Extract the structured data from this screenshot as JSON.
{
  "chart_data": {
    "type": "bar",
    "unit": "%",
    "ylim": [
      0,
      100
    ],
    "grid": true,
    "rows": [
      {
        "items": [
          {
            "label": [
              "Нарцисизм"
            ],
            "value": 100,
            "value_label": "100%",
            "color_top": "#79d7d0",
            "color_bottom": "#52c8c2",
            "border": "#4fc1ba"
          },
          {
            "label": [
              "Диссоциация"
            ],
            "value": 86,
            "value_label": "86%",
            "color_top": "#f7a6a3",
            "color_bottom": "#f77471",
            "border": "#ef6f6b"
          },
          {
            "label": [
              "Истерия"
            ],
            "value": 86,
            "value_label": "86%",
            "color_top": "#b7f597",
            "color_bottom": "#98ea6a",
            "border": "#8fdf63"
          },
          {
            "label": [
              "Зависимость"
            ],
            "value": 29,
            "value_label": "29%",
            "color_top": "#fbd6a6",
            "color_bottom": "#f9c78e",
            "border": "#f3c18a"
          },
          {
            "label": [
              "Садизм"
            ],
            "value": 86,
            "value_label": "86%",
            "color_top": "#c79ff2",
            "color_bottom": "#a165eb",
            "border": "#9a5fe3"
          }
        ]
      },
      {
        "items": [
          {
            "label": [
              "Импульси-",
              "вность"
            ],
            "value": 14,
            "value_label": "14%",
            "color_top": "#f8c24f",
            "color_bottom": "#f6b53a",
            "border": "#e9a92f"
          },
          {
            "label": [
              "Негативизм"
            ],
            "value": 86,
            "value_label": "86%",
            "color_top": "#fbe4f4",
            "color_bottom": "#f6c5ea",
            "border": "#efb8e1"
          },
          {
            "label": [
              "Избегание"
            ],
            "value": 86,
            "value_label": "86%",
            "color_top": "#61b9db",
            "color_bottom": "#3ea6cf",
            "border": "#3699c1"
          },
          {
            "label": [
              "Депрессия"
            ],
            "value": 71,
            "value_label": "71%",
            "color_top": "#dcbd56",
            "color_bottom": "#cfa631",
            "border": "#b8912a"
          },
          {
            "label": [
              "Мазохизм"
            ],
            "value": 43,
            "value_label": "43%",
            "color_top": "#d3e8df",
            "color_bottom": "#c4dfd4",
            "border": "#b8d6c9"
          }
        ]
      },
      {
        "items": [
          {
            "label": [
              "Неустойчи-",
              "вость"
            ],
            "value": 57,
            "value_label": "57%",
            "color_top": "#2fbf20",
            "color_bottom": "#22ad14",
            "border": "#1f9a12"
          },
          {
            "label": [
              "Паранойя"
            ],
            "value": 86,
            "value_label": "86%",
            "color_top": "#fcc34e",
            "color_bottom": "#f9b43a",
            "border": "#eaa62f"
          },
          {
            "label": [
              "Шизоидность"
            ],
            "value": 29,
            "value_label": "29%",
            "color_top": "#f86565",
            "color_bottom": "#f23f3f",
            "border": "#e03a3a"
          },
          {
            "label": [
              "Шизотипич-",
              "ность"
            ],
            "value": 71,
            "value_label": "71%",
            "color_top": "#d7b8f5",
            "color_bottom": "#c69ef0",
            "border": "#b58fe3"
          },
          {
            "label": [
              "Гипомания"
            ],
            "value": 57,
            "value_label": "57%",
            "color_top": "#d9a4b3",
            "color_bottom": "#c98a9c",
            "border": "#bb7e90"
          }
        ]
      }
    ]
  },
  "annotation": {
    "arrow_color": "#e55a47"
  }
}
+===+
**Written exercise**
Restate the records, all of them, precisely as written.

**Exercise output**
Extract the structured data from this screenshot as JSON.
{
  "chart_data": {
    "type": "bar",
    "unit": "%",
    "ylim": [
      0,
      100
    ],
    "grid": true,
    "rows": [
      {
        "items": [
          {
            "label": [
              "Нарцисизм"
            ],
            "value": 100,
            "value_label": "100%",
            "color_top": "#79d7d0",
            "color_bottom": "#52c8c2",
            "border": "#4fc1ba"
          },
          {
            "label": [
              "Диссоциация"
            ],
            "value": 86,
            "value_label": "86%",
            "color_top": "#f7a6a3",
            "color_bottom": "#f77471",
            "border": "#ef6f6b"
          },
          {
            "label": [
              "Истерия"
            ],
            "value": 86,
            "value_label": "86%",
            "color_top": "#b7f597",
            "color_bottom": "#98ea6a",
            "border": "#8fdf63"
          },
          {
            "label": [
              "Зависимость"
            ],
            "value": 29,
            "value_label": "29%",
            "color_top": "#fbd6a6",
            "color_bottom": "#f9c78e",
            "border": "#f3c18a"
          },
          {
            "label": [
              "Садизм"
            ],
            "value": 86,
            "value_label": "86%",
            "color_top": "#c79ff2",
            "color_bottom": "#a165eb",
            "border": "#9a5fe3"
          }
        ]
      },
      {
        "items": [
          {
            "label": [
              "Импульси-",
              "вность"
            ],
            "value": 14,
            "value_label": "14%",
            "color_top": "#f8c24f",
            "color_bottom": "#f6b53a",
            "border": "#e9a92f"
          },
          {
            "label": [
              "Негативизм"
            ],
            "value": 86,
            "value_label": "86%",
            "color_top": "#fbe4f4",
            "color_bottom": "#f6c5ea",
            "border": "#efb8e1"
          },
          {
            "label": [
              "Избегание"
            ],
            "value": 86,
            "value_label": "86%",
            "color_top": "#61b9db",
            "color_bottom": "#3ea6cf",
            "border": "#3699c1"
          },
          {
            "label": [
              "Депрессия"
            ],
            "value": 71,
            "value_label": "71%",
            "color_top": "#dcbd56",
            "color_bottom": "#cfa631",
            "border": "#b8912a"
          },
          {
            "label": [
              "Мазохизм"
            ],
            "value": 43,
            "value_label": "43%",
            "color_top": "#d3e8df",
            "color_bottom": "#c4dfd4",
            "border": "#b8d6c9"
          }
        ]
      },
      {
        "items": [
          {
            "label": [
              "Неустойчи-",
              "вость"
            ],
            "value": 57,
            "value_label": "57%",
            "color_top": "#2fbf20",
            "color_bottom": "#22ad14",
            "border": "#1f9a12"
          },
          {
            "label": [
              "Паранойя"
            ],
            "value": 86,
            "value_label": "86%",
            "color_top": "#fcc34e",
            "color_bottom": "#f9b43a",
            "border": "#eaa62f"
          },
          {
            "label": [
              "Шизоидность"
            ],
            "value": 29,
            "value_label": "29%",
            "color_top": "#f86565",
            "color_bottom": "#f23f3f",
            "border": "#e03a3a"
          },
          {
            "label": [
              "Шизотипич-",
              "ность"
            ],
            "value": 71,
            "value_label": "71%",
            "color_top": "#d7b8f5",
            "color_bottom": "#c69ef0",
            "border": "#b58fe3"
          },
          {
            "label": [
              "Гипомания"
            ],
            "value": 57,
            "value_label": "57%",
            "color_top": "#d9a4b3",
            "color_bottom": "#c98a9c",
            "border": "#bb7e90"
          }
        ]
      }
    ]
  },
  "annotation": {
    "arrow_color": "#e55a47"
  }
}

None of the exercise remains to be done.